Collected data:

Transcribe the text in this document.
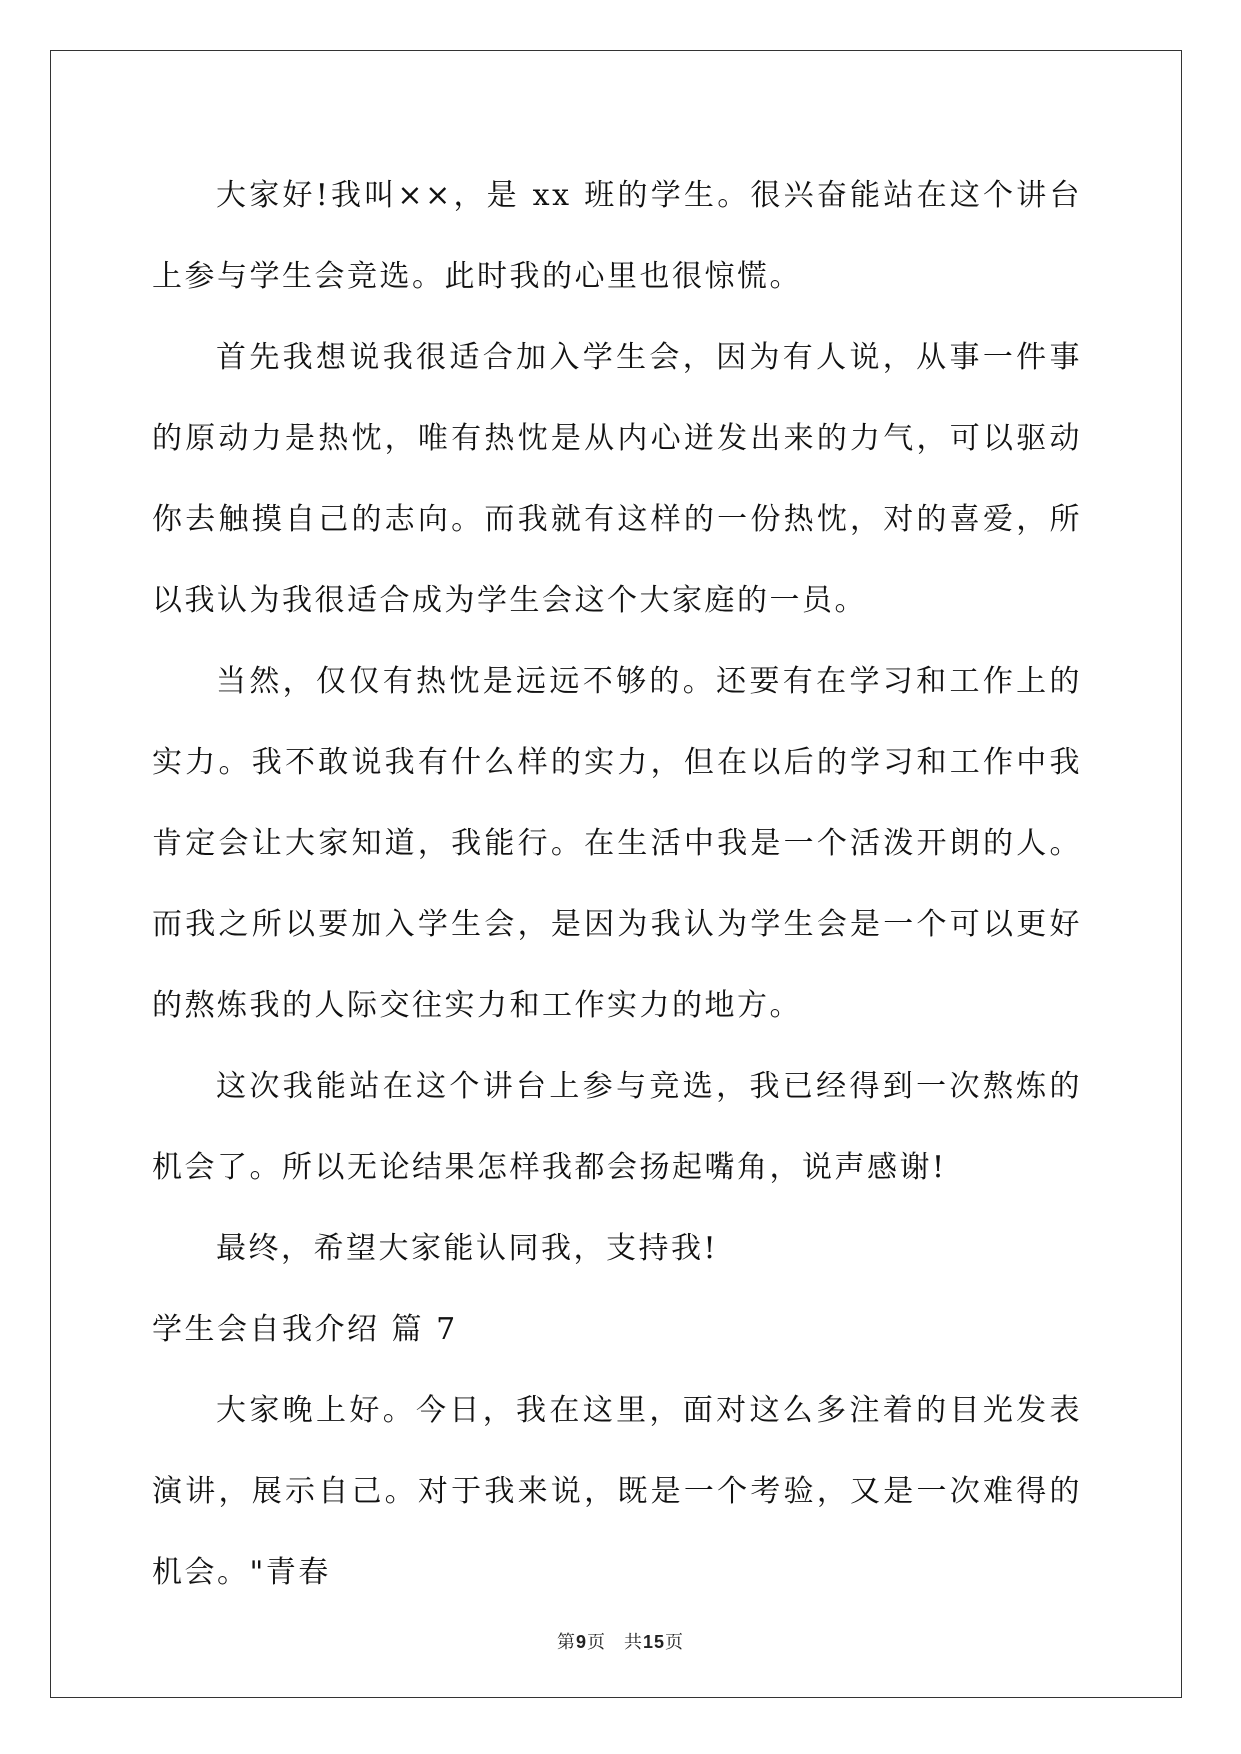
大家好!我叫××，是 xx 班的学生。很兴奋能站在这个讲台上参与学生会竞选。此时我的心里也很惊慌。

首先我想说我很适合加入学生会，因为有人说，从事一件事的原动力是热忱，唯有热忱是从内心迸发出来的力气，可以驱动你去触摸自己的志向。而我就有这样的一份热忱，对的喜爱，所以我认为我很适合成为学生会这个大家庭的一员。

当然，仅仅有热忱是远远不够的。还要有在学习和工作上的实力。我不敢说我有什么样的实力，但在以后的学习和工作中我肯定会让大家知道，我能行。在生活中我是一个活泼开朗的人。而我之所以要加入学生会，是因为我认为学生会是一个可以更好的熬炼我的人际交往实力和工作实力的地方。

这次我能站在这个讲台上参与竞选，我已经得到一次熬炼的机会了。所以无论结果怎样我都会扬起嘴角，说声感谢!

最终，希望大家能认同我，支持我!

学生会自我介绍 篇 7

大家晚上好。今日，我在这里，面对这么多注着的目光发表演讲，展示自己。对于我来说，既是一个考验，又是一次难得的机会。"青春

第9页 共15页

# Task prompt:
Leaving aside the images, write out the entries above word for word.

# Complete output:
Transcribe the text in this document.
大家好!我叫××，是 xx 班的学生。很兴奋能站在这个讲台上参与学生会竞选。此时我的心里也很惊慌。

首先我想说我很适合加入学生会，因为有人说，从事一件事的原动力是热忱，唯有热忱是从内心迸发出来的力气，可以驱动你去触摸自己的志向。而我就有这样的一份热忱，对的喜爱，所以我认为我很适合成为学生会这个大家庭的一员。

当然，仅仅有热忱是远远不够的。还要有在学习和工作上的实力。我不敢说我有什么样的实力，但在以后的学习和工作中我肯定会让大家知道，我能行。在生活中我是一个活泼开朗的人。而我之所以要加入学生会，是因为我认为学生会是一个可以更好的熬炼我的人际交往实力和工作实力的地方。

这次我能站在这个讲台上参与竞选，我已经得到一次熬炼的机会了。所以无论结果怎样我都会扬起嘴角，说声感谢!

最终，希望大家能认同我，支持我!

学生会自我介绍 篇 7

大家晚上好。今日，我在这里，面对这么多注着的目光发表演讲，展示自己。对于我来说，既是一个考验，又是一次难得的机会。"青春

第9页 共15页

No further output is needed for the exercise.